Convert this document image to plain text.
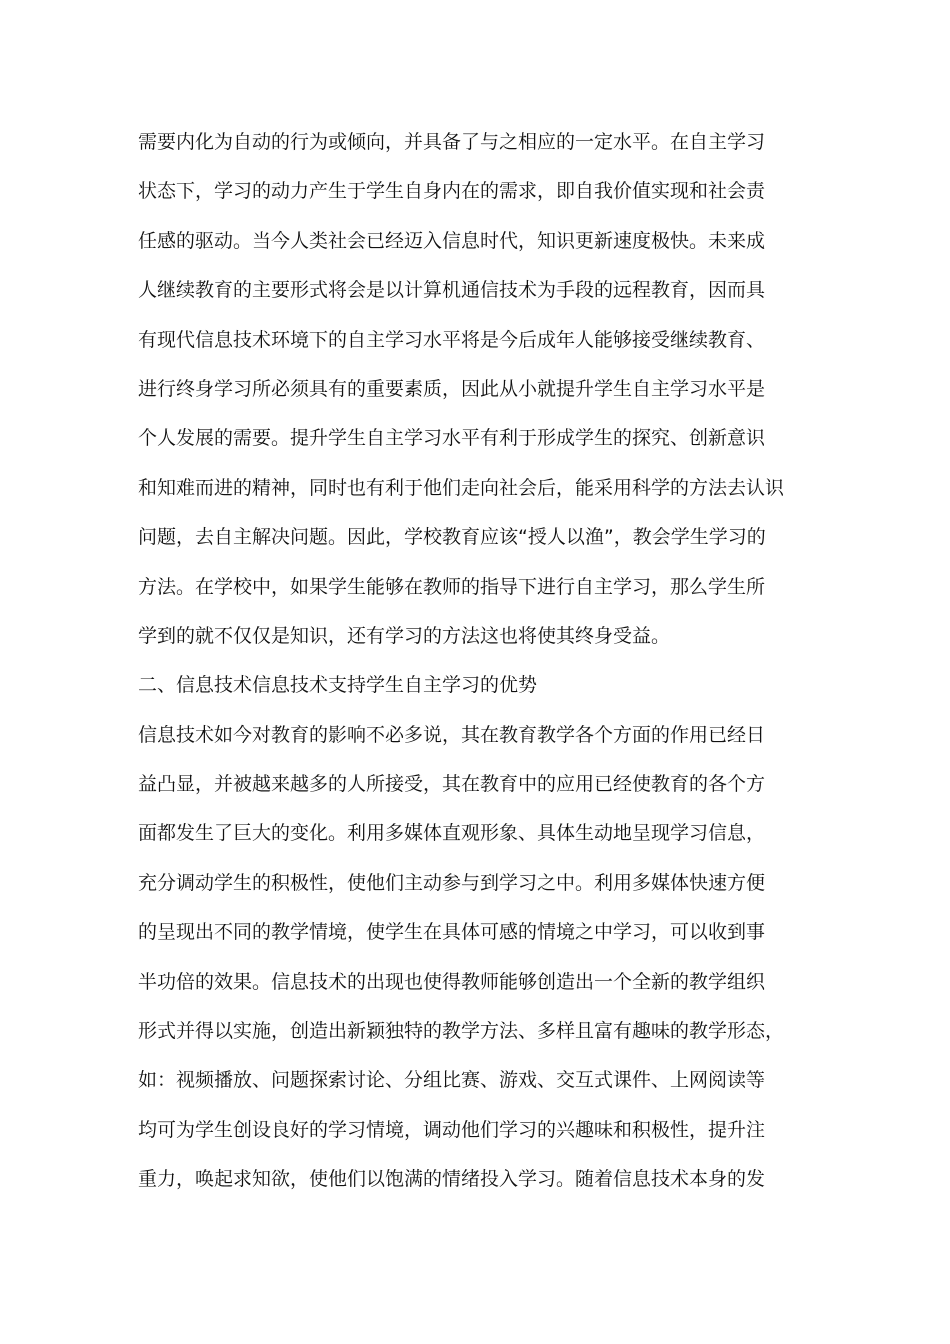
需要内化为自动的行为或倾向，并具备了与之相应的一定水平。在自主学习
状态下，学习的动力产生于学生自身内在的需求，即自我价值实现和社会责
任感的驱动。当今人类社会已经迈入信息时代，知识更新速度极快。未来成
人继续教育的主要形式将会是以计算机通信技术为手段的远程教育，因而具
有现代信息技术环境下的自主学习水平将是今后成年人能够接受继续教育、
进行终身学习所必须具有的重要素质，因此从小就提升学生自主学习水平是
个人发展的需要。提升学生自主学习水平有利于形成学生的探究、创新意识
和知难而进的精神，同时也有利于他们走向社会后，能采用科学的方法去认识
问题，去自主解决问题。因此，学校教育应该“授人以渔”，教会学生学习的
方法。在学校中，如果学生能够在教师的指导下进行自主学习，那么学生所
学到的就不仅仅是知识，还有学习的方法这也将使其终身受益。
二、信息技术信息技术支持学生自主学习的优势
信息技术如今对教育的影响不必多说，其在教育教学各个方面的作用已经日
益凸显，并被越来越多的人所接受，其在教育中的应用已经使教育的各个方
面都发生了巨大的变化。利用多媒体直观形象、具体生动地呈现学习信息，
充分调动学生的积极性，使他们主动参与到学习之中。利用多媒体快速方便
的呈现出不同的教学情境，使学生在具体可感的情境之中学习，可以收到事
半功倍的效果。信息技术的出现也使得教师能够创造出一个全新的教学组织
形式并得以实施，创造出新颖独特的教学方法、多样且富有趣味的教学形态，
如：视频播放、问题探索讨论、分组比赛、游戏、交互式课件、上网阅读等
均可为学生创设良好的学习情境，调动他们学习的兴趣味和积极性，提升注
重力，唤起求知欲，使他们以饱满的情绪投入学习。随着信息技术本身的发
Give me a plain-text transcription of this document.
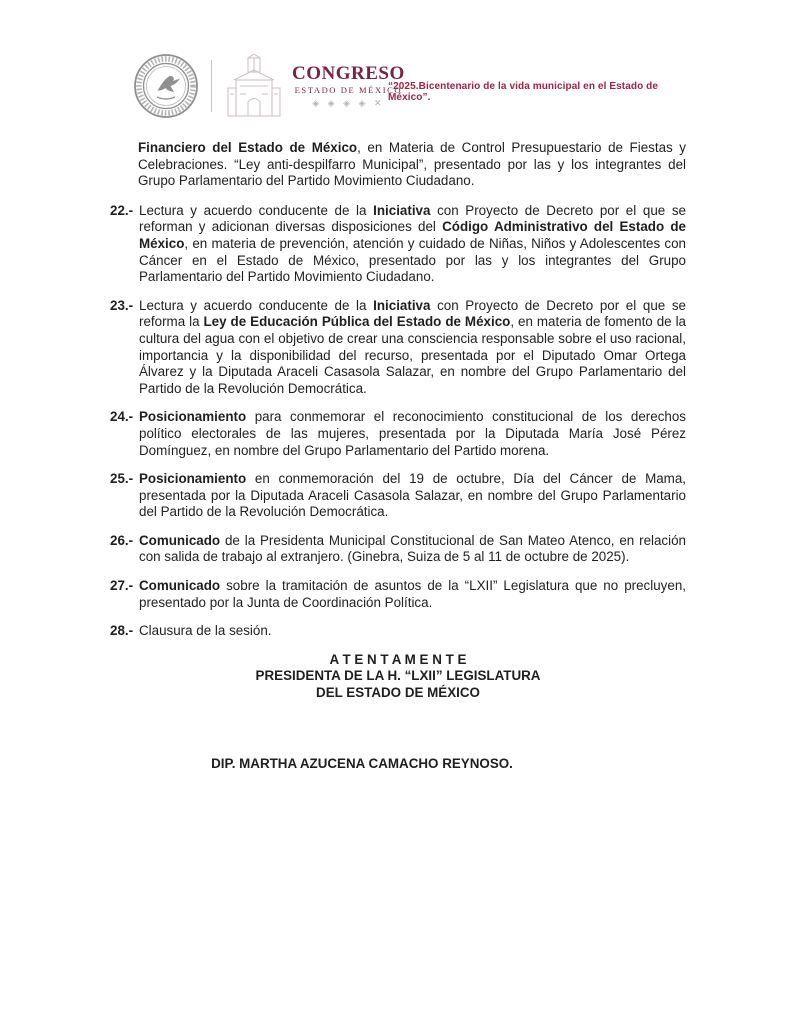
CONGRESO
ESTADO DE MÉXICO
◈ ◈ ◈ ◈ ✕
“2025.Bicentenario de la vida municipal en el Estado de México”.

Financiero del Estado de México, en Materia de Control Presupuestario de Fiestas y Celebraciones. “Ley anti-despilfarro Municipal”, presentado por las y los integrantes del Grupo Parlamentario del Partido Movimiento Ciudadano.

22.- Lectura y acuerdo conducente de la Iniciativa con Proyecto de Decreto por el que se reforman y adicionan diversas disposiciones del Código Administrativo del Estado de México, en materia de prevención, atención y cuidado de Niñas, Niños y Adolescentes con Cáncer en el Estado de México, presentado por las y los integrantes del Grupo Parlamentario del Partido Movimiento Ciudadano.

23.- Lectura y acuerdo conducente de la Iniciativa con Proyecto de Decreto por el que se reforma la Ley de Educación Pública del Estado de México, en materia de fomento de la cultura del agua con el objetivo de crear una consciencia responsable sobre el uso racional, importancia y la disponibilidad del recurso, presentada por el Diputado Omar Ortega Álvarez y la Diputada Araceli Casasola Salazar, en nombre del Grupo Parlamentario del Partido de la Revolución Democrática.

24.- Posicionamiento para conmemorar el reconocimiento constitucional de los derechos político electorales de las mujeres, presentada por la Diputada María José Pérez Domínguez, en nombre del Grupo Parlamentario del Partido morena.

25.- Posicionamiento en conmemoración del 19 de octubre, Día del Cáncer de Mama, presentada por la Diputada Araceli Casasola Salazar, en nombre del Grupo Parlamentario del Partido de la Revolución Democrática.

26.- Comunicado de la Presidenta Municipal Constitucional de San Mateo Atenco, en relación con salida de trabajo al extranjero. (Ginebra, Suiza de 5 al 11 de octubre de 2025).

27.- Comunicado sobre la tramitación de asuntos de la “LXII” Legislatura que no precluyen, presentado por la Junta de Coordinación Política.

28.- Clausura de la sesión.

A T E N T A M E N T E
PRESIDENTA DE LA H. “LXII” LEGISLATURA
DEL ESTADO DE MÉXICO
DIP. MARTHA AZUCENA CAMACHO REYNOSO.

---*---

Retype all the records shown above, character for character. Omit every picture.

→ The solution
Convert this document image to plain text.
需要内化为自动的行为或倾向，并具备了与之相应的一定水平。在自主学习
状态下，学习的动力产生于学生自身内在的需求，即自我价值实现和社会责
任感的驱动。当今人类社会已经迈入信息时代，知识更新速度极快。未来成
人继续教育的主要形式将会是以计算机通信技术为手段的远程教育，因而具
有现代信息技术环境下的自主学习水平将是今后成年人能够接受继续教育、
进行终身学习所必须具有的重要素质，因此从小就提升学生自主学习水平是
个人发展的需要。提升学生自主学习水平有利于形成学生的探究、创新意识
和知难而进的精神，同时也有利于他们走向社会后，能采用科学的方法去认识
问题，去自主解决问题。因此，学校教育应该“授人以渔”，教会学生学习的
方法。在学校中，如果学生能够在教师的指导下进行自主学习，那么学生所
学到的就不仅仅是知识，还有学习的方法这也将使其终身受益。
二、信息技术信息技术支持学生自主学习的优势
信息技术如今对教育的影响不必多说，其在教育教学各个方面的作用已经日
益凸显，并被越来越多的人所接受，其在教育中的应用已经使教育的各个方
面都发生了巨大的变化。利用多媒体直观形象、具体生动地呈现学习信息，
充分调动学生的积极性，使他们主动参与到学习之中。利用多媒体快速方便
的呈现出不同的教学情境，使学生在具体可感的情境之中学习，可以收到事
半功倍的效果。信息技术的出现也使得教师能够创造出一个全新的教学组织
形式并得以实施，创造出新颖独特的教学方法、多样且富有趣味的教学形态，
如：视频播放、问题探索讨论、分组比赛、游戏、交互式课件、上网阅读等
均可为学生创设良好的学习情境，调动他们学习的兴趣味和积极性，提升注
重力，唤起求知欲，使他们以饱满的情绪投入学习。随着信息技术本身的发
Give me a plain-text transcription of this document.
CONGRESO
ESTADO DE MÉXICO
◈ ◈ ◈ ◈ ✕
“2025.Bicentenario de la vida municipal en el Estado de México”.

Financiero del Estado de México, en Materia de Control Presupuestario de Fiestas y Celebraciones. “Ley anti-despilfarro Municipal”, presentado por las y los integrantes del Grupo Parlamentario del Partido Movimiento Ciudadano.

22.- Lectura y acuerdo conducente de la Iniciativa con Proyecto de Decreto por el que se reforman y adicionan diversas disposiciones del Código Administrativo del Estado de México, en materia de prevención, atención y cuidado de Niñas, Niños y Adolescentes con Cáncer en el Estado de México, presentado por las y los integrantes del Grupo Parlamentario del Partido Movimiento Ciudadano.

23.- Lectura y acuerdo conducente de la Iniciativa con Proyecto de Decreto por el que se reforma la Ley de Educación Pública del Estado de México, en materia de fomento de la cultura del agua con el objetivo de crear una consciencia responsable sobre el uso racional, importancia y la disponibilidad del recurso, presentada por el Diputado Omar Ortega Álvarez y la Diputada Araceli Casasola Salazar, en nombre del Grupo Parlamentario del Partido de la Revolución Democrática.

24.- Posicionamiento para conmemorar el reconocimiento constitucional de los derechos político electorales de las mujeres, presentada por la Diputada María José Pérez Domínguez, en nombre del Grupo Parlamentario del Partido morena.

25.- Posicionamiento en conmemoración del 19 de octubre, Día del Cáncer de Mama, presentada por la Diputada Araceli Casasola Salazar, en nombre del Grupo Parlamentario del Partido de la Revolución Democrática.

26.- Comunicado de la Presidenta Municipal Constitucional de San Mateo Atenco, en relación con salida de trabajo al extranjero. (Ginebra, Suiza de 5 al 11 de octubre de 2025).

27.- Comunicado sobre la tramitación de asuntos de la “LXII” Legislatura que no precluyen, presentado por la Junta de Coordinación Política.

28.- Clausura de la sesión.

A T E N T A M E N T E
PRESIDENTA DE LA H. “LXII” LEGISLATURA
DEL ESTADO DE MÉXICO
DIP. MARTHA AZUCENA CAMACHO REYNOSO.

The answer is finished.